Direction.
Lines that include the word "values" are the ones to copy.

Stored data.
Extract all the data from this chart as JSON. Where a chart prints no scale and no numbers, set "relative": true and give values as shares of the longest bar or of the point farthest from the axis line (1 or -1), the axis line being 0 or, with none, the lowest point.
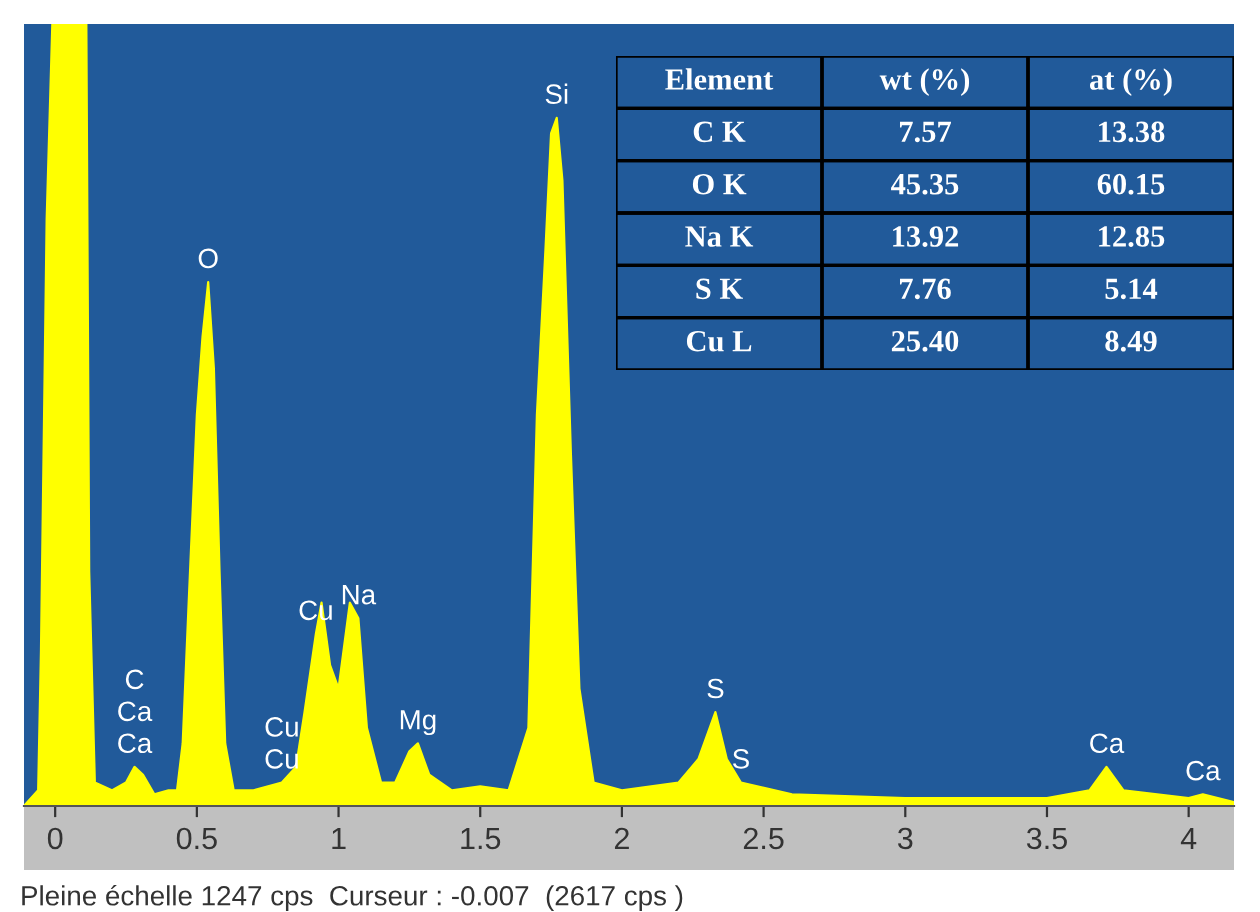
{
  "chart_data": [
    {
      "type": "area",
      "relative": true,
      "color": "#ffff00",
      "x": [
        -0.11,
        -0.06,
        -0.05,
        -0.03,
        -0.01,
        0.11,
        0.12,
        0.14,
        0.2,
        0.25,
        0.28,
        0.31,
        0.35,
        0.4,
        0.43,
        0.45,
        0.47,
        0.5,
        0.52,
        0.54,
        0.56,
        0.58,
        0.6,
        0.63,
        0.7,
        0.8,
        0.85,
        0.88,
        0.92,
        0.94,
        0.97,
        1.0,
        1.04,
        1.07,
        1.1,
        1.15,
        1.2,
        1.25,
        1.28,
        1.32,
        1.4,
        1.5,
        1.6,
        1.67,
        1.7,
        1.73,
        1.75,
        1.77,
        1.79,
        1.82,
        1.85,
        1.9,
        2.0,
        2.2,
        2.27,
        2.33,
        2.37,
        2.42,
        2.6,
        3.0,
        3.5,
        3.65,
        3.71,
        3.77,
        4.0,
        4.05,
        4.16
      ],
      "values": [
        0.0,
        0.02,
        0.2,
        0.75,
        1,
        1,
        0.3,
        0.03,
        0.02,
        0.03,
        0.05,
        0.04,
        0.015,
        0.02,
        0.02,
        0.08,
        0.25,
        0.5,
        0.6,
        0.67,
        0.56,
        0.3,
        0.08,
        0.02,
        0.02,
        0.03,
        0.05,
        0.12,
        0.22,
        0.26,
        0.18,
        0.15,
        0.26,
        0.24,
        0.1,
        0.03,
        0.03,
        0.07,
        0.08,
        0.04,
        0.02,
        0.025,
        0.02,
        0.1,
        0.5,
        0.71,
        0.86,
        0.88,
        0.8,
        0.45,
        0.15,
        0.03,
        0.02,
        0.03,
        0.06,
        0.12,
        0.06,
        0.03,
        0.015,
        0.01,
        0.01,
        0.02,
        0.05,
        0.02,
        0.01,
        0.015,
        0.005
      ],
      "xlim": [
        -0.11,
        4.16
      ],
      "xticks": [
        0,
        0.5,
        1,
        1.5,
        2,
        2.5,
        3,
        3.5,
        4
      ],
      "annotations": [
        {
          "text": "O",
          "x": 0.54,
          "y": 0.67
        },
        {
          "text": "Si",
          "x": 1.77,
          "y": 0.88
        },
        {
          "text": "C\nCa\nCa",
          "x": 0.28,
          "y": 0.05
        },
        {
          "text": "Cu\nCu",
          "x": 0.8,
          "y": 0.03
        },
        {
          "text": "Cu",
          "x": 0.92,
          "y": 0.22
        },
        {
          "text": "Na",
          "x": 1.07,
          "y": 0.24
        },
        {
          "text": "Mg",
          "x": 1.28,
          "y": 0.08
        },
        {
          "text": "S",
          "x": 2.33,
          "y": 0.12
        },
        {
          "text": "S",
          "x": 2.42,
          "y": 0.03
        },
        {
          "text": "Ca",
          "x": 3.71,
          "y": 0.05
        },
        {
          "text": "Ca",
          "x": 4.05,
          "y": 0.015
        },
        "Pleine échelle 1247 cps  Curseur : -0.007  (2617 cps )"
      ]
    },
    {
      "type": "other",
      "legend_title": "Element",
      "data_labels": true,
      "categories": [
        "C K",
        "O K",
        "Na K",
        "S K",
        "Cu L"
      ],
      "series": [
        {
          "name": "wt (%)",
          "values": [
            7.57,
            45.35,
            13.92,
            7.76,
            25.4
          ],
          "value_labels": [
            "7.57",
            "45.35",
            "13.92",
            "7.76",
            "25.40"
          ]
        },
        {
          "name": "at (%)",
          "values": [
            13.38,
            60.15,
            12.85,
            5.14,
            8.49
          ]
        }
      ]
    }
  ]
}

In response.
Extract all the data from this chart as JSON. Where a chart prints no scale and no numbers, set "relative": true and give values as shares of the longest bar or of the point farthest from the axis line (1 or -1), the axis line being 0 or, with none, the lowest point.
      "values": [
          "values": [
          "values": [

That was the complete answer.